Repeat the lines of the material between the line holding "- close-button[interactable]: 닫기: [1110, 587, 1134, 606]" and the line holding "- row-code[interactable]: 220: [666, 276, 767, 308]", inclusive, copying each one character for character.
↓↓↓
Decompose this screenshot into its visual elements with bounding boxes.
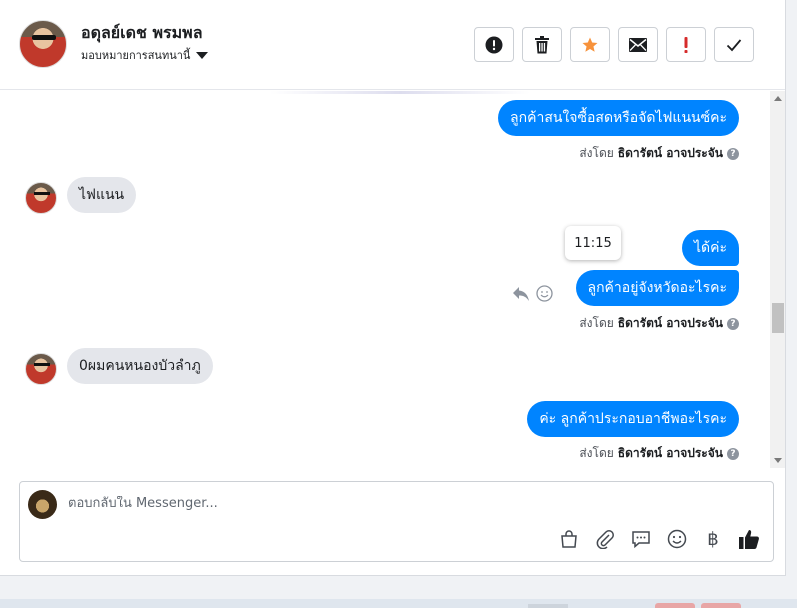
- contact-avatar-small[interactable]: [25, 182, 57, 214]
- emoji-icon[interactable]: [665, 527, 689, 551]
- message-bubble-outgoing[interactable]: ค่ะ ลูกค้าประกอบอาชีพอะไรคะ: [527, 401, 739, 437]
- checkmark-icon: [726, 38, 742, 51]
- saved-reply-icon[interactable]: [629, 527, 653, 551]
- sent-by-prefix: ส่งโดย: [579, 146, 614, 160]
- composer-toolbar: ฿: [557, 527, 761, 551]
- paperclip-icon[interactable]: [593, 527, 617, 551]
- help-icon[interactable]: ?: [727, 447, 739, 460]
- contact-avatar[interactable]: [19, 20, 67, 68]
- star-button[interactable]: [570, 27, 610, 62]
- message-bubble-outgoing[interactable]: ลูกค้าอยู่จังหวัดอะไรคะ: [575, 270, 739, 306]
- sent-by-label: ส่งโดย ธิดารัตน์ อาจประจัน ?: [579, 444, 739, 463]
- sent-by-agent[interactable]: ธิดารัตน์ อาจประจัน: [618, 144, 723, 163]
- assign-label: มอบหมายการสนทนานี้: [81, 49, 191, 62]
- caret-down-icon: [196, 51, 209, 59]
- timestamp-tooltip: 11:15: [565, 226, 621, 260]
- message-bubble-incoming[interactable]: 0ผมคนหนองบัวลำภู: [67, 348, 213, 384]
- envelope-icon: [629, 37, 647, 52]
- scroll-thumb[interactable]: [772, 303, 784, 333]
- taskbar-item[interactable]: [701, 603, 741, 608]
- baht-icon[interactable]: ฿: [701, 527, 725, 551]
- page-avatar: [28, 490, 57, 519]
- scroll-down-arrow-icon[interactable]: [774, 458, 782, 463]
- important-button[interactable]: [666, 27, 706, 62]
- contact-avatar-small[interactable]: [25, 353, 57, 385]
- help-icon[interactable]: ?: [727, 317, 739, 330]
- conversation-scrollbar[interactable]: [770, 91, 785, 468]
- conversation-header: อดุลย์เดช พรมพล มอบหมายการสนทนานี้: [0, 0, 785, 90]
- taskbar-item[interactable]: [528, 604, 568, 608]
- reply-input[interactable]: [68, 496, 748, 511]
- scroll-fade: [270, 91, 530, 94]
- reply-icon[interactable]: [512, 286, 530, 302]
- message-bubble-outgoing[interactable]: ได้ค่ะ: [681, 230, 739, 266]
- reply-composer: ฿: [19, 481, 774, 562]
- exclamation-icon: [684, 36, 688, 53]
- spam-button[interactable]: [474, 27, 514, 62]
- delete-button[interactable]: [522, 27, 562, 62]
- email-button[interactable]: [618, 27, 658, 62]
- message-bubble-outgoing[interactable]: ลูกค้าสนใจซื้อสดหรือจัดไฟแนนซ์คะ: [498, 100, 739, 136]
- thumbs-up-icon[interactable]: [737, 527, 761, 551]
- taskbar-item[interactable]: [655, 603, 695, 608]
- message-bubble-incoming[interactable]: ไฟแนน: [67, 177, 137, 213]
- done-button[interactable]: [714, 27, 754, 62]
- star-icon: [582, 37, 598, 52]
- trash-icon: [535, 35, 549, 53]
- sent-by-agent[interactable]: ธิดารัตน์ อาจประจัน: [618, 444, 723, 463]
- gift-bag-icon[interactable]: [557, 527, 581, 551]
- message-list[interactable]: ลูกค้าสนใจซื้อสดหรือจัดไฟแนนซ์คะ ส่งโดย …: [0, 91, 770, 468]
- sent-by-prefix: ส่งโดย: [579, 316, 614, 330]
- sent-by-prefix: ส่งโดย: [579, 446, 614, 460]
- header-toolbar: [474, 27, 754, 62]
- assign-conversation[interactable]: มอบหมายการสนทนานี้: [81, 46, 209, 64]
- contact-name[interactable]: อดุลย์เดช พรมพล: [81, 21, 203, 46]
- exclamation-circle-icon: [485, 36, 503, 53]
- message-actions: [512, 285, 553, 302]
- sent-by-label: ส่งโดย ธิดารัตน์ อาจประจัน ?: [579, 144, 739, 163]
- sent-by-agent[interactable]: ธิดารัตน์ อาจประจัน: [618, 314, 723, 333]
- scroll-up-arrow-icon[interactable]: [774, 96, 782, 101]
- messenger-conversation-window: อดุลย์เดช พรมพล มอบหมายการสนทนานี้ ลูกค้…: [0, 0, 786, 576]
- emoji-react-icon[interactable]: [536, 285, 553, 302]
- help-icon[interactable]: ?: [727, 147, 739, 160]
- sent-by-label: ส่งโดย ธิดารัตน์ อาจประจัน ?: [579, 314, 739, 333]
↑↑↑
↓↓↓
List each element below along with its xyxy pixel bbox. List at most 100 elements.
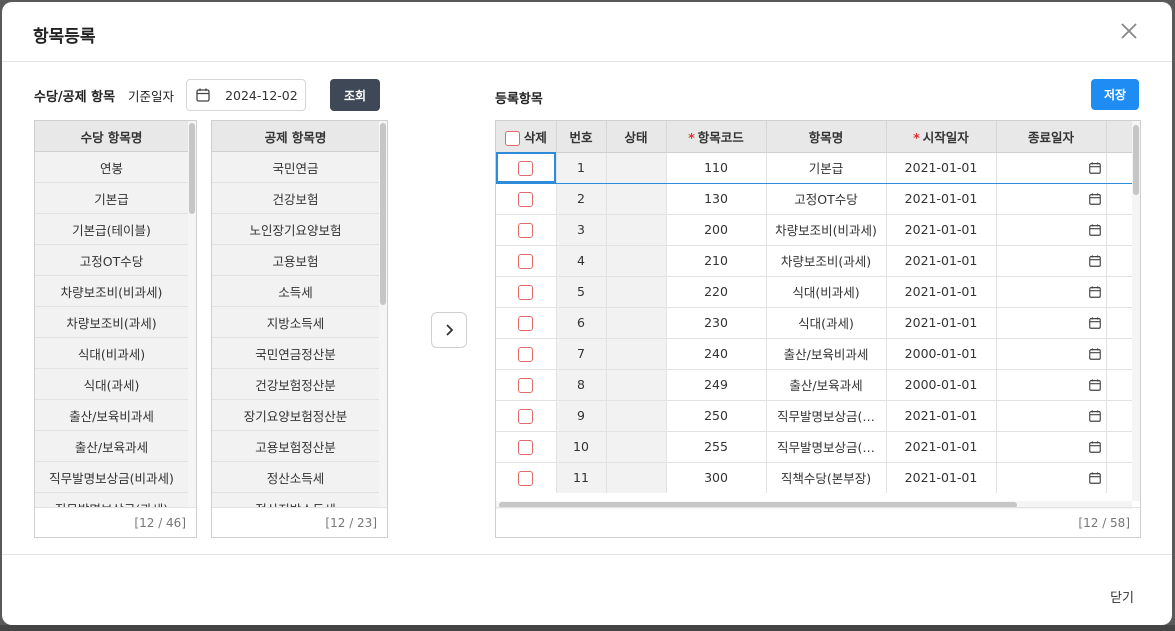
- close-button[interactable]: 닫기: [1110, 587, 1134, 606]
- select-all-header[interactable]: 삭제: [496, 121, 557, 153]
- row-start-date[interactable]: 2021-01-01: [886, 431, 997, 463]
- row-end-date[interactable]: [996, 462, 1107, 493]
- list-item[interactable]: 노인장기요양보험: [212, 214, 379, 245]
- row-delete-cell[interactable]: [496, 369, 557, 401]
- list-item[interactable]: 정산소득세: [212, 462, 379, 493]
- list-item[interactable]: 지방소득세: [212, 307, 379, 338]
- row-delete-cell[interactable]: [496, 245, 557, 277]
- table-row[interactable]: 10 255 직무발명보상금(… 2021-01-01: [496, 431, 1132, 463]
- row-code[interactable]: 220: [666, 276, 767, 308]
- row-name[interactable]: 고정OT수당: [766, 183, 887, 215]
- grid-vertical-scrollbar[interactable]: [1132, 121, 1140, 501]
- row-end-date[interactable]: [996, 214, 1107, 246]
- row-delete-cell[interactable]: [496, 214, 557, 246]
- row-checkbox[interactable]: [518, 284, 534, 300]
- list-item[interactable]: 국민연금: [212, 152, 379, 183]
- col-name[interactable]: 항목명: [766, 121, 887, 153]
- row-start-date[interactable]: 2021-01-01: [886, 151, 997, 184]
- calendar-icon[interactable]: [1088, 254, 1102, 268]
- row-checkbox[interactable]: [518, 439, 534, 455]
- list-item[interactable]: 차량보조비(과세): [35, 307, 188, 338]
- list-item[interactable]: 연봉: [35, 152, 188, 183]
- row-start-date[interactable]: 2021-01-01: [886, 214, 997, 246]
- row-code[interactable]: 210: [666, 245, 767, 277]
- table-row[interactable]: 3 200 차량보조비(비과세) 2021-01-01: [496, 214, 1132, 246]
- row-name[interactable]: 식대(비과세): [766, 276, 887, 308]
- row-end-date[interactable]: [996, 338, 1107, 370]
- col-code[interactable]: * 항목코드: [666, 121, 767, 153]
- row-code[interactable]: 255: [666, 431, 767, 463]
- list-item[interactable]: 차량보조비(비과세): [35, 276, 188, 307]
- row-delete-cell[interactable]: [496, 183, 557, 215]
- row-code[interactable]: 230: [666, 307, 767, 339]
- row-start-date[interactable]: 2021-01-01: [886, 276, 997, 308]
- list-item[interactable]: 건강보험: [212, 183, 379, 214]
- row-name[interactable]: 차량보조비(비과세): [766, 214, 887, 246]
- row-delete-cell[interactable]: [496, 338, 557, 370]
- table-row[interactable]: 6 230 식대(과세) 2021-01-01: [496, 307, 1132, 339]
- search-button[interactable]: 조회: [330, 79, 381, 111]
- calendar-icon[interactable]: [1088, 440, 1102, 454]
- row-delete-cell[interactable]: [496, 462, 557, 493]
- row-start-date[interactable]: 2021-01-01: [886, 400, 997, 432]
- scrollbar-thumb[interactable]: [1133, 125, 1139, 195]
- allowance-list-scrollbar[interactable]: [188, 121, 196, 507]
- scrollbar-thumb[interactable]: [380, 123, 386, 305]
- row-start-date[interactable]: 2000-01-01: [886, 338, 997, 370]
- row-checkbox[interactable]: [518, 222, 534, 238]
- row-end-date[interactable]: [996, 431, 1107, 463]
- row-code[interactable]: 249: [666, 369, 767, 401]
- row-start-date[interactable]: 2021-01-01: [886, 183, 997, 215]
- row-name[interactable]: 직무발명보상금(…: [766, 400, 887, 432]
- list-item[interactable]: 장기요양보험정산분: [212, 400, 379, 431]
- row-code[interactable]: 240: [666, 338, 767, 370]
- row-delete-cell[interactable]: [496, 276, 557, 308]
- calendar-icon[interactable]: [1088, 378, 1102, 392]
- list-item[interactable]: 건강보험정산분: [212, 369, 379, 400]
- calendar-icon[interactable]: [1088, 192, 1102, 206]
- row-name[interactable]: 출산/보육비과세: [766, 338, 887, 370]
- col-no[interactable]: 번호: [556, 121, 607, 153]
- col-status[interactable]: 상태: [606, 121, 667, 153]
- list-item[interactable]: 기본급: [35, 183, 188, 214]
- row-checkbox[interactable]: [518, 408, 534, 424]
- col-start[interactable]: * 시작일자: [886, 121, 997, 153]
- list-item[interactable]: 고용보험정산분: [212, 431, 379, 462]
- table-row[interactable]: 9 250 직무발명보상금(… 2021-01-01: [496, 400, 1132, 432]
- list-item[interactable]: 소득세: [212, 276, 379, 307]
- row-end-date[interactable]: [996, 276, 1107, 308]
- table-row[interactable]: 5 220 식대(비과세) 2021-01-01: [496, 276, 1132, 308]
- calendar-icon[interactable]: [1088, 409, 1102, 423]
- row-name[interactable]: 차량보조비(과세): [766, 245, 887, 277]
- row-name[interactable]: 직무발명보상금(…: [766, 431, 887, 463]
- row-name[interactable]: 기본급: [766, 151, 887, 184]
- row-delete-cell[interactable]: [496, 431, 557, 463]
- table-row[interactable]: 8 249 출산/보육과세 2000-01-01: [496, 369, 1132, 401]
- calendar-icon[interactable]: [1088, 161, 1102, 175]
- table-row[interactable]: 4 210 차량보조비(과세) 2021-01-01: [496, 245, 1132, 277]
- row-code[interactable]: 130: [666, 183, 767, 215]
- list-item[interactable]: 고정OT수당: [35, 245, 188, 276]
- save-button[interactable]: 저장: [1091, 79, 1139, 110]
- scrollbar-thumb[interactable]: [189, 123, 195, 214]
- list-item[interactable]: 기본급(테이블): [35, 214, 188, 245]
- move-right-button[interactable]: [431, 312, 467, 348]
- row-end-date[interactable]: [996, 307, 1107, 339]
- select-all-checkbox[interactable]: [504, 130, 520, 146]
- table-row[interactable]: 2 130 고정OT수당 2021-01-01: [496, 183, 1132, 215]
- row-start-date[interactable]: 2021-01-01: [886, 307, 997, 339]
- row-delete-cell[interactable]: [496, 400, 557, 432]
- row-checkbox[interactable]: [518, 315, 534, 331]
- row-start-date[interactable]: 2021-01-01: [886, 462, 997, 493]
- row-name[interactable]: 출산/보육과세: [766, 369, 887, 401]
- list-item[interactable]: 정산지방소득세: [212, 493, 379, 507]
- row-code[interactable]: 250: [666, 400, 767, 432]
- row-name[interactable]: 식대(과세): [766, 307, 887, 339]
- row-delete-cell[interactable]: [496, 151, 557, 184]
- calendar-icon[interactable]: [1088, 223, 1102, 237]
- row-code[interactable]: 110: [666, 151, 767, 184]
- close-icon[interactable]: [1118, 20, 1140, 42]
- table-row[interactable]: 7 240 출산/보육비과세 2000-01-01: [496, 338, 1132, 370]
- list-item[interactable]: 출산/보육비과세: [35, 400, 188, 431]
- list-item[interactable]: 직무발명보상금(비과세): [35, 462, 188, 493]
↑↑↑
Exercise output:
- close-button[interactable]: 닫기: [1110, 587, 1134, 606]
- select-all-header[interactable]: 삭제: [496, 121, 557, 153]
- row-start-date[interactable]: 2021-01-01: [886, 431, 997, 463]
- row-end-date[interactable]: [996, 462, 1107, 493]
- list-item[interactable]: 노인장기요양보험: [212, 214, 379, 245]
- row-delete-cell[interactable]: [496, 369, 557, 401]
- list-item[interactable]: 정산소득세: [212, 462, 379, 493]
- list-item[interactable]: 지방소득세: [212, 307, 379, 338]
- row-delete-cell[interactable]: [496, 245, 557, 277]
- table-row[interactable]: 10 255 직무발명보상금(… 2021-01-01: [496, 431, 1132, 463]
- row-code[interactable]: 220: [666, 276, 767, 308]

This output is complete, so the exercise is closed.